* [Work to complete]:
Set down all of the data that follows word for word, without the images.

* [Data records]:

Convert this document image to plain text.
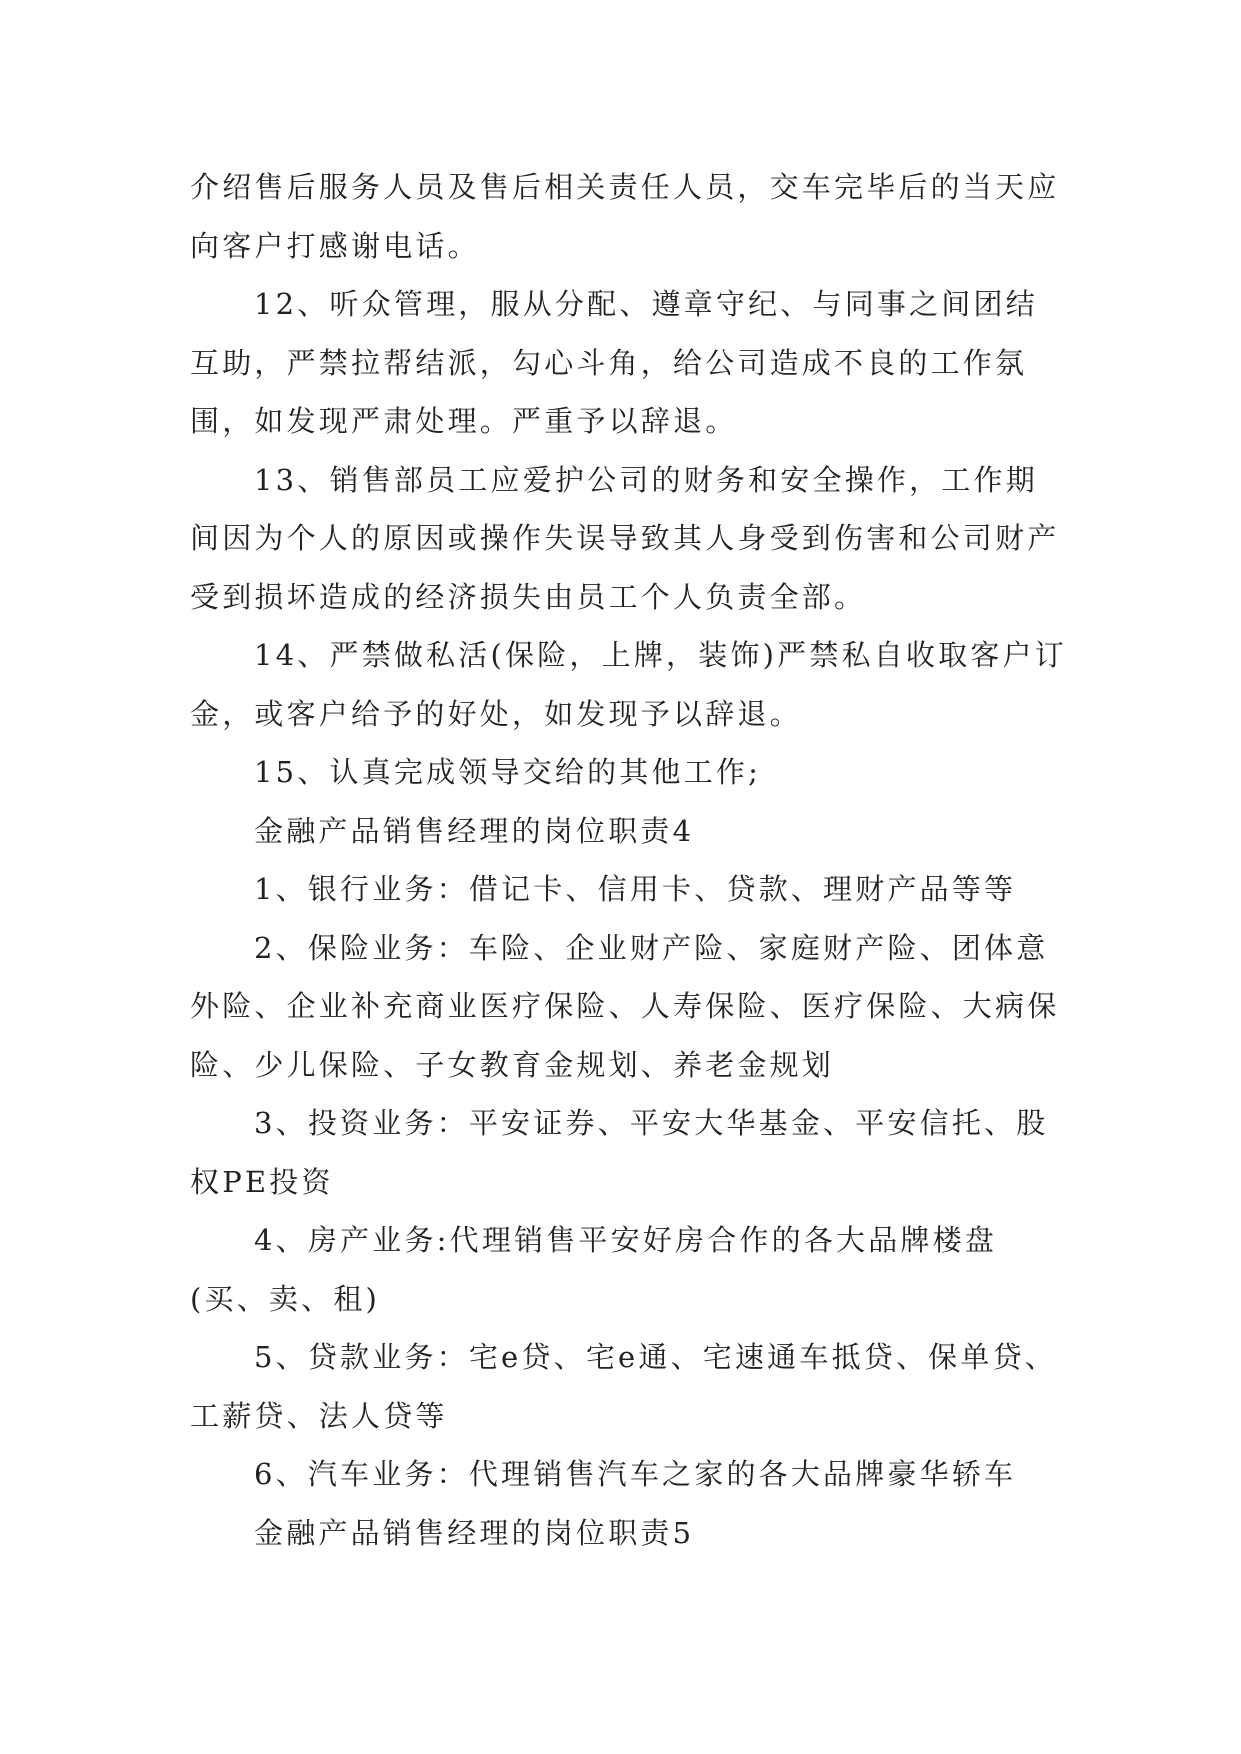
介绍售后服务人员及售后相关责任人员，交车完毕后的当天应向客户打感谢电话。

12、听众管理，服从分配、遵章守纪、与同事之间团结互助，严禁拉帮结派，勾心斗角，给公司造成不良的工作氛围，如发现严肃处理。严重予以辞退。

13、销售部员工应爱护公司的财务和安全操作，工作期间因为个人的原因或操作失误导致其人身受到伤害和公司财产受到损坏造成的经济损失由员工个人负责全部。

14、严禁做私活(保险，上牌，装饰)严禁私自收取客户订金，或客户给予的好处，如发现予以辞退。

15、认真完成领导交给的其他工作;

金融产品销售经理的岗位职责4

1、银行业务：借记卡、信用卡、贷款、理财产品等等

2、保险业务：车险、企业财产险、家庭财产险、团体意外险、企业补充商业医疗保险、人寿保险、医疗保险、大病保险、少儿保险、子女教育金规划、养老金规划

3、投资业务：平安证券、平安大华基金、平安信托、股权PE投资

4、房产业务:代理销售平安好房合作的各大品牌楼盘(买、卖、租)

5、贷款业务：宅e贷、宅e通、宅速通车抵贷、保单贷、工薪贷、法人贷等

6、汽车业务：代理销售汽车之家的各大品牌豪华轿车

金融产品销售经理的岗位职责5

* [Exercise solution]:
Convert this document image to plain text.
介绍售后服务人员及售后相关责任人员，交车完毕后的当天应向客户打感谢电话。

12、听众管理，服从分配、遵章守纪、与同事之间团结互助，严禁拉帮结派，勾心斗角，给公司造成不良的工作氛围，如发现严肃处理。严重予以辞退。

13、销售部员工应爱护公司的财务和安全操作，工作期间因为个人的原因或操作失误导致其人身受到伤害和公司财产受到损坏造成的经济损失由员工个人负责全部。

14、严禁做私活(保险，上牌，装饰)严禁私自收取客户订金，或客户给予的好处，如发现予以辞退。

15、认真完成领导交给的其他工作;

金融产品销售经理的岗位职责4

1、银行业务：借记卡、信用卡、贷款、理财产品等等

2、保险业务：车险、企业财产险、家庭财产险、团体意外险、企业补充商业医疗保险、人寿保险、医疗保险、大病保险、少儿保险、子女教育金规划、养老金规划

3、投资业务：平安证券、平安大华基金、平安信托、股权PE投资

4、房产业务:代理销售平安好房合作的各大品牌楼盘(买、卖、租)

5、贷款业务：宅e贷、宅e通、宅速通车抵贷、保单贷、工薪贷、法人贷等

6、汽车业务：代理销售汽车之家的各大品牌豪华轿车

金融产品销售经理的岗位职责5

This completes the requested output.